Written request =>
Using the listing below, please gather every line containing the word "JSON".

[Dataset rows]
::::::

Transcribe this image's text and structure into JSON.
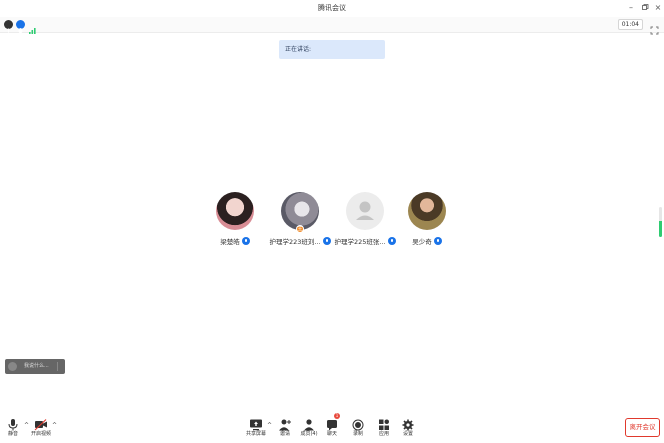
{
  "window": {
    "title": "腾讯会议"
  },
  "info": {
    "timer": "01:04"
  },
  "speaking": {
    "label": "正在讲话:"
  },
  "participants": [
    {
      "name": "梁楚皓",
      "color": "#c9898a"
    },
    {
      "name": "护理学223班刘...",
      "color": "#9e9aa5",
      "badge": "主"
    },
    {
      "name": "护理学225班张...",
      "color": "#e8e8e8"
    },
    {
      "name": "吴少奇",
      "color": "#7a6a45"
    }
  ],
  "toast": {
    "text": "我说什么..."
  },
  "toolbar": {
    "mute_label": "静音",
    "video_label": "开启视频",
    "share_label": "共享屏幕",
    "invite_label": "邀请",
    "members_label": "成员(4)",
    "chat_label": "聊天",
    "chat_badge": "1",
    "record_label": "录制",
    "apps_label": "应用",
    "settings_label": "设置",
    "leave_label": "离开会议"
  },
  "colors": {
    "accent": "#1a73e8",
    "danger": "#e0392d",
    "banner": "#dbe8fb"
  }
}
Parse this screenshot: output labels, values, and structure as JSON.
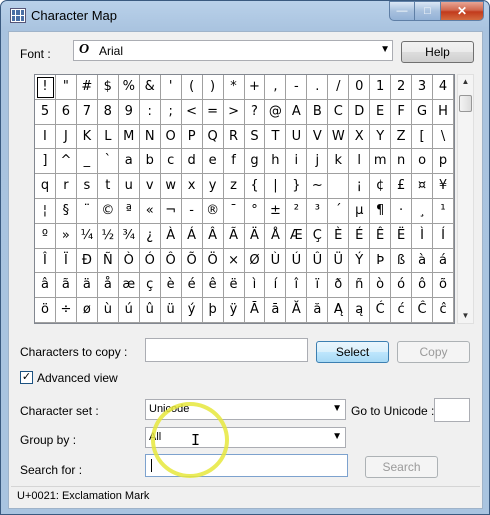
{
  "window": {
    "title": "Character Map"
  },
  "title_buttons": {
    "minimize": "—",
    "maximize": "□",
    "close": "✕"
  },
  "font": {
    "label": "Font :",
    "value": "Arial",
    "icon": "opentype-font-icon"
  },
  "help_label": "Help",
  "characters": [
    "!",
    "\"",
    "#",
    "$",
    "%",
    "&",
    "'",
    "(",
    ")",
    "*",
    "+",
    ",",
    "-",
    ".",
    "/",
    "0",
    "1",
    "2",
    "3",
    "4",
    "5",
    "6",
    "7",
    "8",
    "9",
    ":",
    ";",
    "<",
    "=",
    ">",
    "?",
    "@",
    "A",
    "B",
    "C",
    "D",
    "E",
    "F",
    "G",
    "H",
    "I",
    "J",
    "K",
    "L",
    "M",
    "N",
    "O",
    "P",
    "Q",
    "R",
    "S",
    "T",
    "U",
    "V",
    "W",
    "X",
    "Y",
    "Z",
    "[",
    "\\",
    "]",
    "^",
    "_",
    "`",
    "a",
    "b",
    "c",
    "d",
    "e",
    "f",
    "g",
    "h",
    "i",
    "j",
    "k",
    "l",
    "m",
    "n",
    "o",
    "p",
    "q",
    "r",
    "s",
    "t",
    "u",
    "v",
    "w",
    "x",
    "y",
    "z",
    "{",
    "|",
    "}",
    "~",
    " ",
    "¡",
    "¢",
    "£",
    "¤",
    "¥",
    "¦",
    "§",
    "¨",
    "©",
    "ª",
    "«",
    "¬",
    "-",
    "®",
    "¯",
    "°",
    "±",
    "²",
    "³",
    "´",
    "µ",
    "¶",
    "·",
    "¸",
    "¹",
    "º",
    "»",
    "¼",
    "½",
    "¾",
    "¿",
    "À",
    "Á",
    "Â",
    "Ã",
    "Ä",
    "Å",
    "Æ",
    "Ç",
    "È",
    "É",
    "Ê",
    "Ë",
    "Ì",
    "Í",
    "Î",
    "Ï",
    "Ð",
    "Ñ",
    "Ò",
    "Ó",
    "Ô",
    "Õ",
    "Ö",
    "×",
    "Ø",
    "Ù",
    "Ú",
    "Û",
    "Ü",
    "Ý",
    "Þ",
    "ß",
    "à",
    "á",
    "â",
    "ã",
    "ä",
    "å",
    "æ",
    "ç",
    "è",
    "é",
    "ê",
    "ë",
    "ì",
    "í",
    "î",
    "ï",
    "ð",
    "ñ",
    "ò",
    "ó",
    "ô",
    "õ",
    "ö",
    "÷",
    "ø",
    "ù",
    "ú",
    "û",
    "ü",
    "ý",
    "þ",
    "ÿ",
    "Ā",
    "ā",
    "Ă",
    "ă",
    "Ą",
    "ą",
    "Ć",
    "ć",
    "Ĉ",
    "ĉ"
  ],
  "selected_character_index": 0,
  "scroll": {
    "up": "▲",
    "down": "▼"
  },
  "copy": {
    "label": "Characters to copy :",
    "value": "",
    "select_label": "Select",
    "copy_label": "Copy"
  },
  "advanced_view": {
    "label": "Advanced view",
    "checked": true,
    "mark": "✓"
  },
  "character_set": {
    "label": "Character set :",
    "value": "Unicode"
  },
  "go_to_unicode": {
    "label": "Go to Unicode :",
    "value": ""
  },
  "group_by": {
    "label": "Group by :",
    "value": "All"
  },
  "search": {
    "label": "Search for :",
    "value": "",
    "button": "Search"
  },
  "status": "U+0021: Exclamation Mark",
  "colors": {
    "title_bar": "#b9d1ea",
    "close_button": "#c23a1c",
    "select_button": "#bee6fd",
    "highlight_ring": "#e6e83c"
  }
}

::::::

Written solution =>
Transcribe this image's text and structure into JSON.
Parse this screenshot: output labels, values, and structure as JSON.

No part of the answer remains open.